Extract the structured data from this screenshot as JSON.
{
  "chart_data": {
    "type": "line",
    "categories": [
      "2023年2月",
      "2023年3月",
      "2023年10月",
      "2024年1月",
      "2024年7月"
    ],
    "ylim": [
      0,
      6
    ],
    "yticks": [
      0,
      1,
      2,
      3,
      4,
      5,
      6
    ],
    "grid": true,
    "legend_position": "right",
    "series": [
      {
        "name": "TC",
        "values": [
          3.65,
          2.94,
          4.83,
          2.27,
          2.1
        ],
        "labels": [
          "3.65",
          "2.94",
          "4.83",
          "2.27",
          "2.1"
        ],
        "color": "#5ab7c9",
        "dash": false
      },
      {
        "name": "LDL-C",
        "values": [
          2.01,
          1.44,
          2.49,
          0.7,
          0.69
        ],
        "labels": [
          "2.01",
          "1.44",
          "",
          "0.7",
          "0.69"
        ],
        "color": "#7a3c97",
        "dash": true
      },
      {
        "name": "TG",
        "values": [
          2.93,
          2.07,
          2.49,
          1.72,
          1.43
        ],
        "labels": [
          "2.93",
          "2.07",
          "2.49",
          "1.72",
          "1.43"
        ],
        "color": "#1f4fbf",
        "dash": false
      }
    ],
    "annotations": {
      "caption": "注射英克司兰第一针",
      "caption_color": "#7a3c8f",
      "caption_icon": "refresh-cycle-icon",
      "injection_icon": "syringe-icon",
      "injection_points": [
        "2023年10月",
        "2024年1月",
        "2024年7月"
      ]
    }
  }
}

■ ■ ■ ■ ■

### Work required
Go through the listing and copy all of it exactly.

### Solution for this exercise
Extract the structured data from this screenshot as JSON.
{
  "chart_data": {
    "type": "line",
    "categories": [
      "2023年2月",
      "2023年3月",
      "2023年10月",
      "2024年1月",
      "2024年7月"
    ],
    "ylim": [
      0,
      6
    ],
    "yticks": [
      0,
      1,
      2,
      3,
      4,
      5,
      6
    ],
    "grid": true,
    "legend_position": "right",
    "series": [
      {
        "name": "TC",
        "values": [
          3.65,
          2.94,
          4.83,
          2.27,
          2.1
        ],
        "labels": [
          "3.65",
          "2.94",
          "4.83",
          "2.27",
          "2.1"
        ],
        "color": "#5ab7c9",
        "dash": false
      },
      {
        "name": "LDL-C",
        "values": [
          2.01,
          1.44,
          2.49,
          0.7,
          0.69
        ],
        "labels": [
          "2.01",
          "1.44",
          "",
          "0.7",
          "0.69"
        ],
        "color": "#7a3c97",
        "dash": true
      },
      {
        "name": "TG",
        "values": [
          2.93,
          2.07,
          2.49,
          1.72,
          1.43
        ],
        "labels": [
          "2.93",
          "2.07",
          "2.49",
          "1.72",
          "1.43"
        ],
        "color": "#1f4fbf",
        "dash": false
      }
    ],
    "annotations": {
      "caption": "注射英克司兰第一针",
      "caption_color": "#7a3c8f",
      "caption_icon": "refresh-cycle-icon",
      "injection_icon": "syringe-icon",
      "injection_points": [
        "2023年10月",
        "2024年1月",
        "2024年7月"
      ]
    }
  }
}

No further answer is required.